**Data records**
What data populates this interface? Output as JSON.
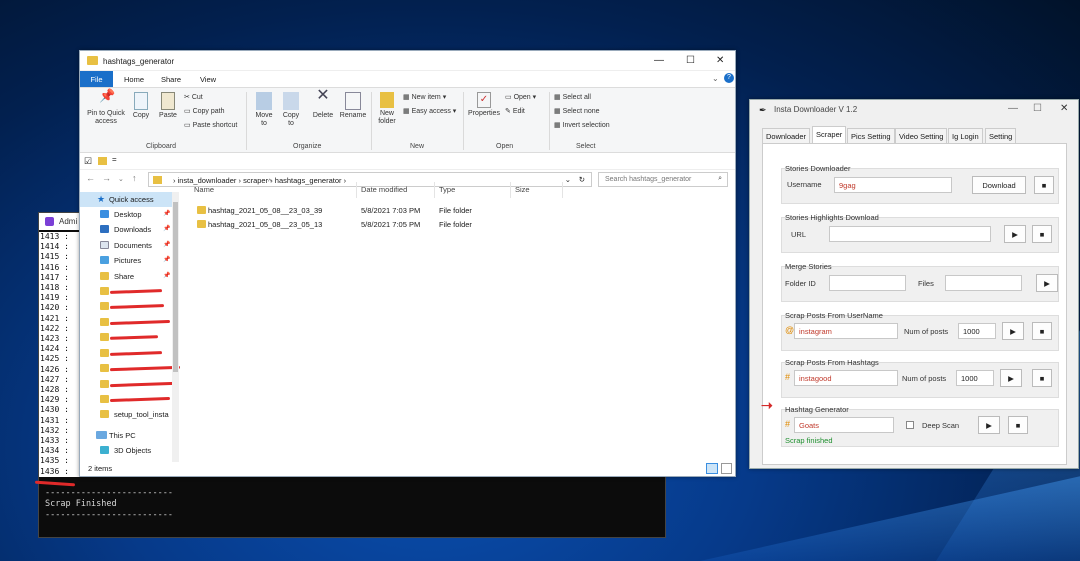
{
  "console": {
    "title": "Admi",
    "line_numbers": [
      "1413 :",
      "1414 :",
      "1415 :",
      "1416 :",
      "1417 :",
      "1418 :",
      "1419 :",
      "1420 :",
      "1421 :",
      "1422 :",
      "1423 :",
      "1424 :",
      "1425 :",
      "1426 :",
      "1427 :",
      "1428 :",
      "1429 :",
      "1430 :",
      "1431 :",
      "1432 :",
      "1433 :",
      "1434 :",
      "1435 :",
      "1436 :"
    ],
    "divider": "-------------------------",
    "message": "Scrap Finished"
  },
  "explorer": {
    "title": "hashtags_generator",
    "tabs": [
      "File",
      "Home",
      "Share",
      "View"
    ],
    "ribbon": {
      "pin": "Pin to Quick access",
      "copy": "Copy",
      "paste": "Paste",
      "cut": "Cut",
      "copy_path": "Copy path",
      "paste_shortcut": "Paste shortcut",
      "clipboard": "Clipboard",
      "move_to": "Move to",
      "copy_to": "Copy to",
      "delete": "Delete",
      "rename": "Rename",
      "organize": "Organize",
      "new_folder": "New folder",
      "new_item": "New item",
      "easy_access": "Easy access",
      "new": "New",
      "properties": "Properties",
      "open": "Open",
      "edit": "Edit",
      "open_group": "Open",
      "select_all": "Select all",
      "select_none": "Select none",
      "invert_selection": "Invert selection",
      "select": "Select"
    },
    "breadcrumb": [
      "insta_downloader",
      "scraper",
      "hashtags_generator"
    ],
    "search_placeholder": "Search hashtags_generator",
    "nav": [
      {
        "label": "Quick access"
      },
      {
        "label": "Desktop"
      },
      {
        "label": "Downloads"
      },
      {
        "label": "Documents"
      },
      {
        "label": "Pictures"
      },
      {
        "label": "Share"
      },
      {
        "label": "setup_tool_insta"
      },
      {
        "label": "This PC"
      },
      {
        "label": "3D Objects"
      }
    ],
    "columns": [
      "Name",
      "Date modified",
      "Type",
      "Size"
    ],
    "files": [
      {
        "name": "hashtag_2021_05_08__23_03_39",
        "date": "5/8/2021 7:03 PM",
        "type": "File folder"
      },
      {
        "name": "hashtag_2021_05_08__23_05_13",
        "date": "5/8/2021 7:05 PM",
        "type": "File folder"
      }
    ],
    "status": "2 items"
  },
  "insta": {
    "title": "Insta Downloader V 1.2",
    "tabs": [
      "Downloader",
      "Scraper",
      "Pics Setting",
      "Video Setting",
      "Ig Login",
      "Setting"
    ],
    "stories": {
      "title": "Stories Downloader",
      "username_label": "Username",
      "username_value": "9gag",
      "download": "Download"
    },
    "highlights": {
      "title": "Stories Highlights Download",
      "url_label": "URL"
    },
    "merge": {
      "title": "Merge Stories",
      "folder_label": "Folder ID",
      "files_label": "Files"
    },
    "scrap_user": {
      "title": "Scrap Posts From UserName",
      "value": "instagram",
      "num_label": "Num of posts",
      "num": "1000"
    },
    "scrap_hashtag": {
      "title": "Scrap Posts From Hashtags",
      "value": "instagood",
      "num_label": "Num of posts",
      "num": "1000"
    },
    "hashtag_gen": {
      "title": "Hashtag Generator",
      "value": "Goats",
      "deep_scan": "Deep Scan",
      "status": "Scrap finished"
    },
    "colors": {
      "accent_orange": "#e08a00",
      "value_red": "#c0392b",
      "status_green": "#1e8f2e"
    }
  }
}
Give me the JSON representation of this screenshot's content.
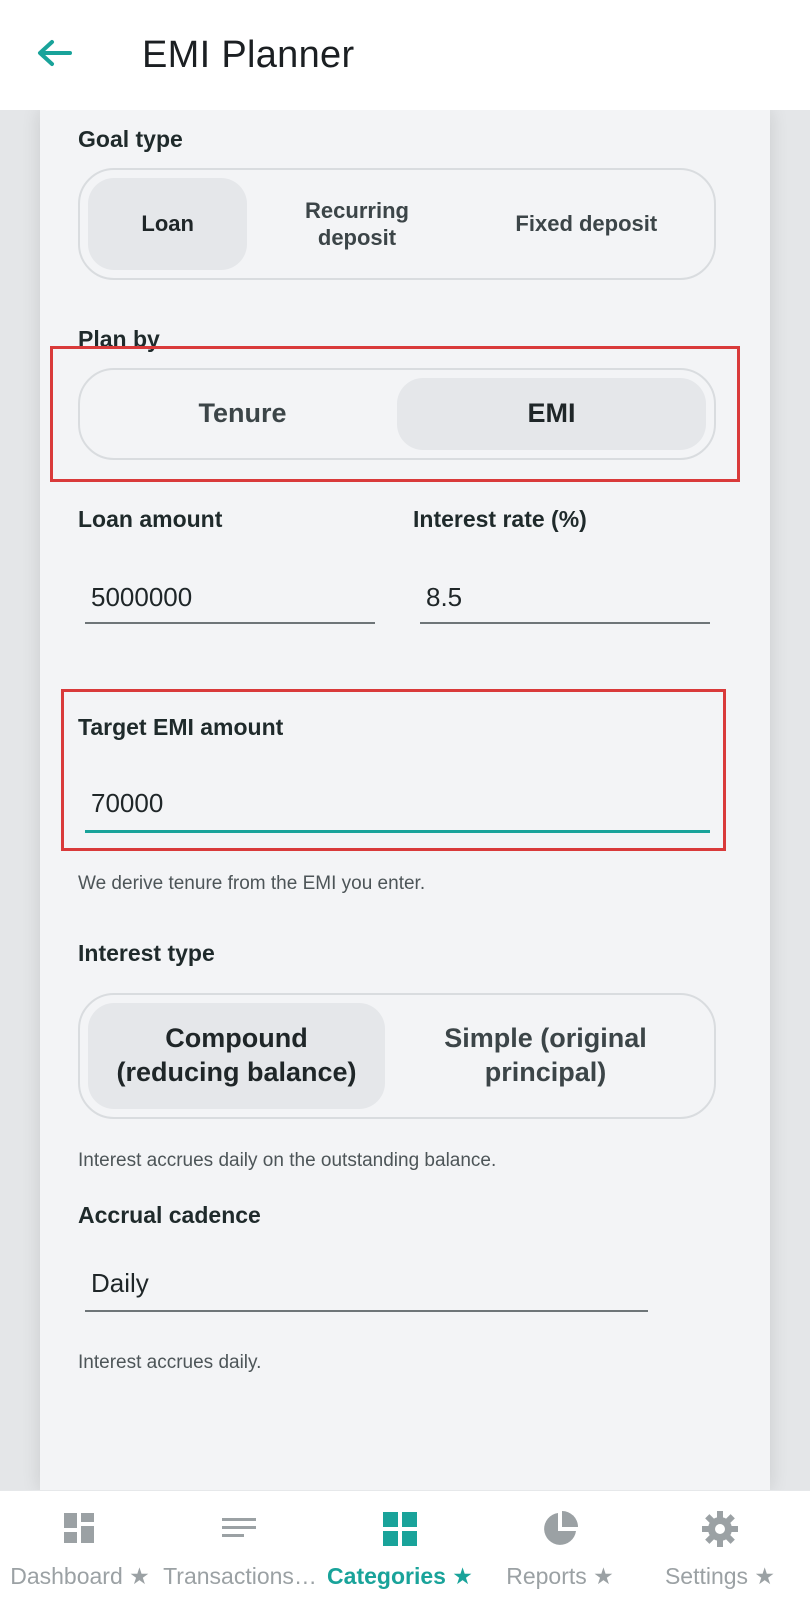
{
  "header": {
    "title": "EMI Planner"
  },
  "goal_type": {
    "label": "Goal type",
    "options": [
      "Loan",
      "Recurring deposit",
      "Fixed deposit"
    ],
    "selected": "Loan"
  },
  "plan_by": {
    "label": "Plan by",
    "options": [
      "Tenure",
      "EMI"
    ],
    "selected": "EMI"
  },
  "loan_amount": {
    "label": "Loan amount",
    "value": "5000000"
  },
  "interest_rate": {
    "label": "Interest rate (%)",
    "value": "8.5"
  },
  "target_emi": {
    "label": "Target EMI amount",
    "value": "70000",
    "helper": "We derive tenure from the EMI you enter."
  },
  "interest_type": {
    "label": "Interest type",
    "options": [
      "Compound (reducing balance)",
      "Simple (original principal)"
    ],
    "selected": "Compound (reducing balance)",
    "helper": "Interest accrues daily on the outstanding balance."
  },
  "accrual_cadence": {
    "label": "Accrual cadence",
    "value": "Daily",
    "helper": "Interest accrues daily."
  },
  "bottom_nav": {
    "items": [
      {
        "label": "Dashboard ★",
        "icon": "dashboard-icon"
      },
      {
        "label": "Transactions…",
        "icon": "list-icon"
      },
      {
        "label": "Categories ★",
        "icon": "grid-icon"
      },
      {
        "label": "Reports ★",
        "icon": "pie-chart-icon"
      },
      {
        "label": "Settings ★",
        "icon": "gear-icon"
      }
    ],
    "active": "Categories ★"
  },
  "colors": {
    "accent": "#19a39a",
    "highlight": "#d93a3a",
    "text": "#1f2a2b"
  }
}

**Directions for this task**
Gather from the records above every line containing the string "selected".

**Final result**
    "selected": "Loan"
    "selected": "EMI"
    "selected": "Compound (reducing balance)",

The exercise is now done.